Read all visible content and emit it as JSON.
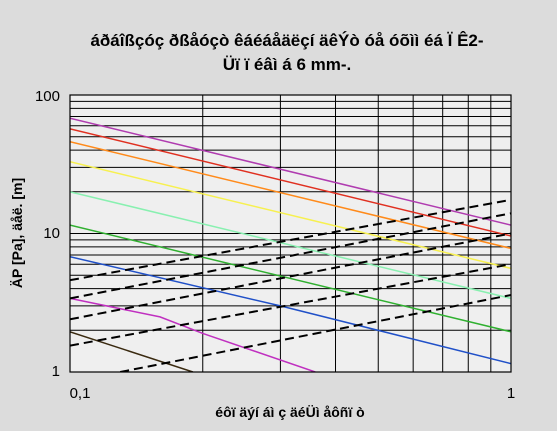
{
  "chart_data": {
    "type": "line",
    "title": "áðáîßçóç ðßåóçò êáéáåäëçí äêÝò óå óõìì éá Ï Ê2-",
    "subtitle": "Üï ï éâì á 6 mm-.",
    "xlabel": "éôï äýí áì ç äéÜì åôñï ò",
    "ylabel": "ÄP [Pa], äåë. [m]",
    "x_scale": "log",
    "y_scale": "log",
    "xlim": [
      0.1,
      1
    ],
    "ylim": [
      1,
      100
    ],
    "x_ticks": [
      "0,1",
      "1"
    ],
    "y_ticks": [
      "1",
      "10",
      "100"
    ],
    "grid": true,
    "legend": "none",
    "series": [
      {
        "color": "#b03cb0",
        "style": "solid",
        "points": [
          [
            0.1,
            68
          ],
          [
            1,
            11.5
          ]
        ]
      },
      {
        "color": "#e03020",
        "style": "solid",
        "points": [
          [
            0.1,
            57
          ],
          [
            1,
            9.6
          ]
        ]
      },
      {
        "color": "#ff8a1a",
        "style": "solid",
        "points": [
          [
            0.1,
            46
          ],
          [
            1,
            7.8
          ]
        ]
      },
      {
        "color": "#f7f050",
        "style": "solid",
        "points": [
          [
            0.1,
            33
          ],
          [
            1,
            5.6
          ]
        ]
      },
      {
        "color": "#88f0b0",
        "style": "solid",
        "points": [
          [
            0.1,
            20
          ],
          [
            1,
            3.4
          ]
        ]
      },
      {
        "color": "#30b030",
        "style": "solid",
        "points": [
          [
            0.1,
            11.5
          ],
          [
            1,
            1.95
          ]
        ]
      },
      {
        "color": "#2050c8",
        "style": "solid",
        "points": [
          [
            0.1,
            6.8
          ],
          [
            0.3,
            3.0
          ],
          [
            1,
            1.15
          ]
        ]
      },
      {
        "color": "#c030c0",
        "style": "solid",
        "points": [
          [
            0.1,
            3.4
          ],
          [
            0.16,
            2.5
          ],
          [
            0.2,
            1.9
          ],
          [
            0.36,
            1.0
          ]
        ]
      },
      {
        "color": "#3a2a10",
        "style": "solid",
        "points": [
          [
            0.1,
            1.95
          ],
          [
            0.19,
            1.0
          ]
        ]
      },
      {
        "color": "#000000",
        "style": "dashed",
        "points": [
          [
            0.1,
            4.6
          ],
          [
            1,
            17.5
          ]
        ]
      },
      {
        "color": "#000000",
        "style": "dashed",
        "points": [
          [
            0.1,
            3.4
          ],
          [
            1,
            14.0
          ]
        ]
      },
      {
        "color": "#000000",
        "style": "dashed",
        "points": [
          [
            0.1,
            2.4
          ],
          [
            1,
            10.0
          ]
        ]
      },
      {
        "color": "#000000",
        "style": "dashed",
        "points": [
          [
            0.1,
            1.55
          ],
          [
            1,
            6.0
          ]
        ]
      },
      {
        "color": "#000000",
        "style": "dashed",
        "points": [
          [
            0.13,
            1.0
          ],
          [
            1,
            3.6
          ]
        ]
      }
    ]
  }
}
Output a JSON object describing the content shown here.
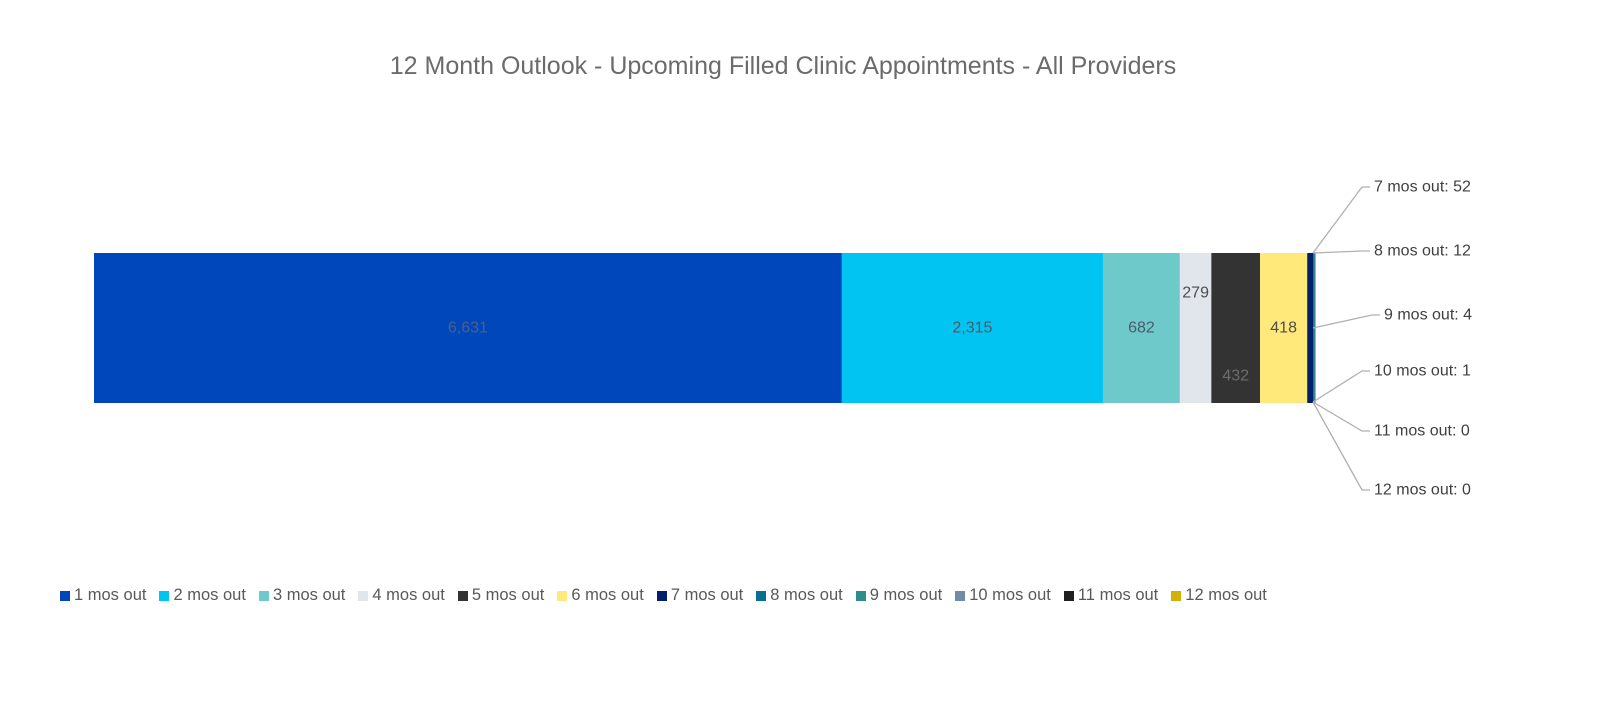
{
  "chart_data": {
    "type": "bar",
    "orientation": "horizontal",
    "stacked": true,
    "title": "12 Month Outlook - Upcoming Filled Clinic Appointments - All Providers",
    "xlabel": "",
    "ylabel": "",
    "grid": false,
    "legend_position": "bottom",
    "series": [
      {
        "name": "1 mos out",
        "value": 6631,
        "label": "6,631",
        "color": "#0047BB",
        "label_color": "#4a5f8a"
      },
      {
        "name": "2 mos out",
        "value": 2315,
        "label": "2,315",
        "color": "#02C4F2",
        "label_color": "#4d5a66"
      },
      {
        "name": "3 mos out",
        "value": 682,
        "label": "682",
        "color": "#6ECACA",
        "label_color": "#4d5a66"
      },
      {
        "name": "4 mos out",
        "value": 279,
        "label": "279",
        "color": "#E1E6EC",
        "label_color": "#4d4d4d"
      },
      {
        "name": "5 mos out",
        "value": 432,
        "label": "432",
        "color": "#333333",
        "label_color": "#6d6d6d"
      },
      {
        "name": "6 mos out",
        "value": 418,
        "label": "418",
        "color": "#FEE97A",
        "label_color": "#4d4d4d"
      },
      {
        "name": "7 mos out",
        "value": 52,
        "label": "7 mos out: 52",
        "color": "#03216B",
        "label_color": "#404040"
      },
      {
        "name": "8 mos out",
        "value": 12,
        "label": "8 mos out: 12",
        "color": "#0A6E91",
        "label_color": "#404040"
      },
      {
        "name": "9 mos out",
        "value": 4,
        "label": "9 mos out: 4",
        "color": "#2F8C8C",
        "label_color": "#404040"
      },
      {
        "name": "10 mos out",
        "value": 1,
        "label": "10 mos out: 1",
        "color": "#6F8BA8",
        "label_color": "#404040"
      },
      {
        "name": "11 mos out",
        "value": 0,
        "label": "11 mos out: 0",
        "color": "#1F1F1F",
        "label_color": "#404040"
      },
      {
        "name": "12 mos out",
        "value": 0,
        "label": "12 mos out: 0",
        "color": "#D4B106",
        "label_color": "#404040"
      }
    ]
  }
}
==
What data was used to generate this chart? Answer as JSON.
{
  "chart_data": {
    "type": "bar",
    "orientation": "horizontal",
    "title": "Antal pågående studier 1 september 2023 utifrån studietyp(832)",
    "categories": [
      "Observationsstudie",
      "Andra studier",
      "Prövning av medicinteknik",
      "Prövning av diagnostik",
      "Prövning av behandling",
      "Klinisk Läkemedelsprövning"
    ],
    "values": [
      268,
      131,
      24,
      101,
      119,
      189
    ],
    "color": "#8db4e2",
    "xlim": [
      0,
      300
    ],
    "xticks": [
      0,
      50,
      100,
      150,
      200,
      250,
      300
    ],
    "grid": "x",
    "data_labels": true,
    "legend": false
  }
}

- **JOB**
Find the word "studier" in the data and show each line that holds it.

- **THE RESULT**
    "title": "Antal pågående studier 1 september 2023 utifrån studietyp(832)",
      "Andra studier",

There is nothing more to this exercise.